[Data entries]
______
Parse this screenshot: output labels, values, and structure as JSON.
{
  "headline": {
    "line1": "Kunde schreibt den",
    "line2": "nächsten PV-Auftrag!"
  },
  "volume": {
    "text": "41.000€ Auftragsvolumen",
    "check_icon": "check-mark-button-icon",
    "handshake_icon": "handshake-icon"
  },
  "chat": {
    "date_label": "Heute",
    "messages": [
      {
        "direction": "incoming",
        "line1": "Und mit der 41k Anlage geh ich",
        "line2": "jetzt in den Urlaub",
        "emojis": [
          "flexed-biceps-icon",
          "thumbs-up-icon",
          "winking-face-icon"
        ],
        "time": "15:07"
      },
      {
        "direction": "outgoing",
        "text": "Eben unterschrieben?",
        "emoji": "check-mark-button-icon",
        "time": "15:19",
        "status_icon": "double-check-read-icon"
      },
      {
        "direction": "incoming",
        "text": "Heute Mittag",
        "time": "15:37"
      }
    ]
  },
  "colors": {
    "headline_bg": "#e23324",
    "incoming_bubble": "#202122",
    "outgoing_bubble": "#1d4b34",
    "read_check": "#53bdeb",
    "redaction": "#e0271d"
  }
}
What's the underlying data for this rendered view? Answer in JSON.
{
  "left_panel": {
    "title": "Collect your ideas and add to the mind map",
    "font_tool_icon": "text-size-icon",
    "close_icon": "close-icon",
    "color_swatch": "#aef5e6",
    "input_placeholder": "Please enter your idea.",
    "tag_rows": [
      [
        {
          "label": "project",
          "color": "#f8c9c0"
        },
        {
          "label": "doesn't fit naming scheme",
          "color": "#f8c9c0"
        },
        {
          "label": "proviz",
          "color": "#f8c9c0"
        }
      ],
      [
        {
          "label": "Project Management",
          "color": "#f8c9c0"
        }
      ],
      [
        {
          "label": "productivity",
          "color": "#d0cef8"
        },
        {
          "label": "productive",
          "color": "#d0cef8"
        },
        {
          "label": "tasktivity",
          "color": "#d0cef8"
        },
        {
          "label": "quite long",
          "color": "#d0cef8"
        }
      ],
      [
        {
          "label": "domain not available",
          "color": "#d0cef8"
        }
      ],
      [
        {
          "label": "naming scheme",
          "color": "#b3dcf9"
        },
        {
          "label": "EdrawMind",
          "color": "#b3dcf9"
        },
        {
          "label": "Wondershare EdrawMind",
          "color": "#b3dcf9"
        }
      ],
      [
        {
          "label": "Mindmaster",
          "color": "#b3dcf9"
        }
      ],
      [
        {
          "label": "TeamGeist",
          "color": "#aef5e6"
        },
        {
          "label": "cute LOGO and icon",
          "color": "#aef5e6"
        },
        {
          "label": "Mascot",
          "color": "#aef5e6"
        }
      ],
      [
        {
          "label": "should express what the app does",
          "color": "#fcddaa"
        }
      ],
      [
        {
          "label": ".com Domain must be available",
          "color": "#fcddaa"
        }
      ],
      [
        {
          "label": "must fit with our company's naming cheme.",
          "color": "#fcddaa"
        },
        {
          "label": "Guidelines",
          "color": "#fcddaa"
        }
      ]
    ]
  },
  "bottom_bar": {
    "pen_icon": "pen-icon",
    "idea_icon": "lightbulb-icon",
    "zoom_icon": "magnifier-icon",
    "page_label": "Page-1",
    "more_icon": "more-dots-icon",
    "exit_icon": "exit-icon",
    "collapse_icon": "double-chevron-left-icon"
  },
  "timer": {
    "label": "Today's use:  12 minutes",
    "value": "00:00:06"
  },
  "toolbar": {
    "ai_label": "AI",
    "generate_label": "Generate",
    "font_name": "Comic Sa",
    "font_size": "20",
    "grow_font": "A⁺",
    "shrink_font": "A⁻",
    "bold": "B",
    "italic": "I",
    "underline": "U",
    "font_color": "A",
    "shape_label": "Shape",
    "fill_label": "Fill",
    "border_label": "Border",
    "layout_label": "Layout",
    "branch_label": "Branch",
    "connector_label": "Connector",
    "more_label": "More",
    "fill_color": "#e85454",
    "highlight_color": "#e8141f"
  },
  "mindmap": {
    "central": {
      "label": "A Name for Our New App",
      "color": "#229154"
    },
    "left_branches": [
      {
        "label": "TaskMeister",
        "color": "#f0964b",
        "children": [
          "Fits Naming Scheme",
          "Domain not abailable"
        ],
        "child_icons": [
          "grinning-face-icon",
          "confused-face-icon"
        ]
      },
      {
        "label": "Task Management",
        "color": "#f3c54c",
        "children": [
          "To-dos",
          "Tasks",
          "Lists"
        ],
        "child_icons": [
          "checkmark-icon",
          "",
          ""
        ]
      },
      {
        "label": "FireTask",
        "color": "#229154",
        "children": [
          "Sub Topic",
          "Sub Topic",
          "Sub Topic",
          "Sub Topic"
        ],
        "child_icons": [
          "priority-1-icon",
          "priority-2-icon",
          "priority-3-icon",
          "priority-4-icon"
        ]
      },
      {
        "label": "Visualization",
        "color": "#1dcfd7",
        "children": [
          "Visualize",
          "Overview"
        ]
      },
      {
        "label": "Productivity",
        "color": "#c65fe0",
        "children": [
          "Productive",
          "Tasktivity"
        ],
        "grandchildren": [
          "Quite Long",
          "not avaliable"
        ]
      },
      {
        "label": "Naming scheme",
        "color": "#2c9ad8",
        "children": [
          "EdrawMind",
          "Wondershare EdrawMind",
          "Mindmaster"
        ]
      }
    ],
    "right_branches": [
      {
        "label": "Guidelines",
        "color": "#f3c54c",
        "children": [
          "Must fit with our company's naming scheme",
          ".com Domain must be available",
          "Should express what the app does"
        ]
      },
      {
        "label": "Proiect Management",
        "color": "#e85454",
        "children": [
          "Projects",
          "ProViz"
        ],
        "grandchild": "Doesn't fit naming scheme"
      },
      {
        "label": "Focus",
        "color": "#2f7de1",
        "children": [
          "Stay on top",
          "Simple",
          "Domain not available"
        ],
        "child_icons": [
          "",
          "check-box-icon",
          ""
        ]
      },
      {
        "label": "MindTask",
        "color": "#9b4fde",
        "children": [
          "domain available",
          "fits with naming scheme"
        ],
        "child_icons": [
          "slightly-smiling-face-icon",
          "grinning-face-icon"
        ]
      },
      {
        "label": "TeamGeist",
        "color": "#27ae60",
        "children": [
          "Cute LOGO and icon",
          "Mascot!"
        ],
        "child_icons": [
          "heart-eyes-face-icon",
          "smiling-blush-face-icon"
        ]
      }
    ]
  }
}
______
#### AIM
Write out all the entries exactly.

#### EXERCISE RESPONSE
Parse this screenshot: output labels, values, and structure as JSON.
{
  "headline": {
    "line1": "Kunde schreibt den",
    "line2": "nächsten PV-Auftrag!"
  },
  "volume": {
    "text": "41.000€ Auftragsvolumen",
    "check_icon": "check-mark-button-icon",
    "handshake_icon": "handshake-icon"
  },
  "chat": {
    "date_label": "Heute",
    "messages": [
      {
        "direction": "incoming",
        "line1": "Und mit der 41k Anlage geh ich",
        "line2": "jetzt in den Urlaub",
        "emojis": [
          "flexed-biceps-icon",
          "thumbs-up-icon",
          "winking-face-icon"
        ],
        "time": "15:07"
      },
      {
        "direction": "outgoing",
        "text": "Eben unterschrieben?",
        "emoji": "check-mark-button-icon",
        "time": "15:19",
        "status_icon": "double-check-read-icon"
      },
      {
        "direction": "incoming",
        "text": "Heute Mittag",
        "time": "15:37"
      }
    ]
  },
  "colors": {
    "headline_bg": "#e23324",
    "incoming_bubble": "#202122",
    "outgoing_bubble": "#1d4b34",
    "read_check": "#53bdeb",
    "redaction": "#e0271d"
  }
}
What's the underlying data for this rendered view? Answer in JSON.
{
  "left_panel": {
    "title": "Collect your ideas and add to the mind map",
    "font_tool_icon": "text-size-icon",
    "close_icon": "close-icon",
    "color_swatch": "#aef5e6",
    "input_placeholder": "Please enter your idea.",
    "tag_rows": [
      [
        {
          "label": "project",
          "color": "#f8c9c0"
        },
        {
          "label": "doesn't fit naming scheme",
          "color": "#f8c9c0"
        },
        {
          "label": "proviz",
          "color": "#f8c9c0"
        }
      ],
      [
        {
          "label": "Project Management",
          "color": "#f8c9c0"
        }
      ],
      [
        {
          "label": "productivity",
          "color": "#d0cef8"
        },
        {
          "label": "productive",
          "color": "#d0cef8"
        },
        {
          "label": "tasktivity",
          "color": "#d0cef8"
        },
        {
          "label": "quite long",
          "color": "#d0cef8"
        }
      ],
      [
        {
          "label": "domain not available",
          "color": "#d0cef8"
        }
      ],
      [
        {
          "label": "naming scheme",
          "color": "#b3dcf9"
        },
        {
          "label": "EdrawMind",
          "color": "#b3dcf9"
        },
        {
          "label": "Wondershare EdrawMind",
          "color": "#b3dcf9"
        }
      ],
      [
        {
          "label": "Mindmaster",
          "color": "#b3dcf9"
        }
      ],
      [
        {
          "label": "TeamGeist",
          "color": "#aef5e6"
        },
        {
          "label": "cute LOGO and icon",
          "color": "#aef5e6"
        },
        {
          "label": "Mascot",
          "color": "#aef5e6"
        }
      ],
      [
        {
          "label": "should express what the app does",
          "color": "#fcddaa"
        }
      ],
      [
        {
          "label": ".com Domain must be available",
          "color": "#fcddaa"
        }
      ],
      [
        {
          "label": "must fit with our company's naming cheme.",
          "color": "#fcddaa"
        },
        {
          "label": "Guidelines",
          "color": "#fcddaa"
        }
      ]
    ]
  },
  "bottom_bar": {
    "pen_icon": "pen-icon",
    "idea_icon": "lightbulb-icon",
    "zoom_icon": "magnifier-icon",
    "page_label": "Page-1",
    "more_icon": "more-dots-icon",
    "exit_icon": "exit-icon",
    "collapse_icon": "double-chevron-left-icon"
  },
  "timer": {
    "label": "Today's use:  12 minutes",
    "value": "00:00:06"
  },
  "toolbar": {
    "ai_label": "AI",
    "generate_label": "Generate",
    "font_name": "Comic Sa",
    "font_size": "20",
    "grow_font": "A⁺",
    "shrink_font": "A⁻",
    "bold": "B",
    "italic": "I",
    "underline": "U",
    "font_color": "A",
    "shape_label": "Shape",
    "fill_label": "Fill",
    "border_label": "Border",
    "layout_label": "Layout",
    "branch_label": "Branch",
    "connector_label": "Connector",
    "more_label": "More",
    "fill_color": "#e85454",
    "highlight_color": "#e8141f"
  },
  "mindmap": {
    "central": {
      "label": "A Name for Our New App",
      "color": "#229154"
    },
    "left_branches": [
      {
        "label": "TaskMeister",
        "color": "#f0964b",
        "children": [
          "Fits Naming Scheme",
          "Domain not abailable"
        ],
        "child_icons": [
          "grinning-face-icon",
          "confused-face-icon"
        ]
      },
      {
        "label": "Task Management",
        "color": "#f3c54c",
        "children": [
          "To-dos",
          "Tasks",
          "Lists"
        ],
        "child_icons": [
          "checkmark-icon",
          "",
          ""
        ]
      },
      {
        "label": "FireTask",
        "color": "#229154",
        "children": [
          "Sub Topic",
          "Sub Topic",
          "Sub Topic",
          "Sub Topic"
        ],
        "child_icons": [
          "priority-1-icon",
          "priority-2-icon",
          "priority-3-icon",
          "priority-4-icon"
        ]
      },
      {
        "label": "Visualization",
        "color": "#1dcfd7",
        "children": [
          "Visualize",
          "Overview"
        ]
      },
      {
        "label": "Productivity",
        "color": "#c65fe0",
        "children": [
          "Productive",
          "Tasktivity"
        ],
        "grandchildren": [
          "Quite Long",
          "not avaliable"
        ]
      },
      {
        "label": "Naming scheme",
        "color": "#2c9ad8",
        "children": [
          "EdrawMind",
          "Wondershare EdrawMind",
          "Mindmaster"
        ]
      }
    ],
    "right_branches": [
      {
        "label": "Guidelines",
        "color": "#f3c54c",
        "children": [
          "Must fit with our company's naming scheme",
          ".com Domain must be available",
          "Should express what the app does"
        ]
      },
      {
        "label": "Proiect Management",
        "color": "#e85454",
        "children": [
          "Projects",
          "ProViz"
        ],
        "grandchild": "Doesn't fit naming scheme"
      },
      {
        "label": "Focus",
        "color": "#2f7de1",
        "children": [
          "Stay on top",
          "Simple",
          "Domain not available"
        ],
        "child_icons": [
          "",
          "check-box-icon",
          ""
        ]
      },
      {
        "label": "MindTask",
        "color": "#9b4fde",
        "children": [
          "domain available",
          "fits with naming scheme"
        ],
        "child_icons": [
          "slightly-smiling-face-icon",
          "grinning-face-icon"
        ]
      },
      {
        "label": "TeamGeist",
        "color": "#27ae60",
        "children": [
          "Cute LOGO and icon",
          "Mascot!"
        ],
        "child_icons": [
          "heart-eyes-face-icon",
          "smiling-blush-face-icon"
        ]
      }
    ]
  }
}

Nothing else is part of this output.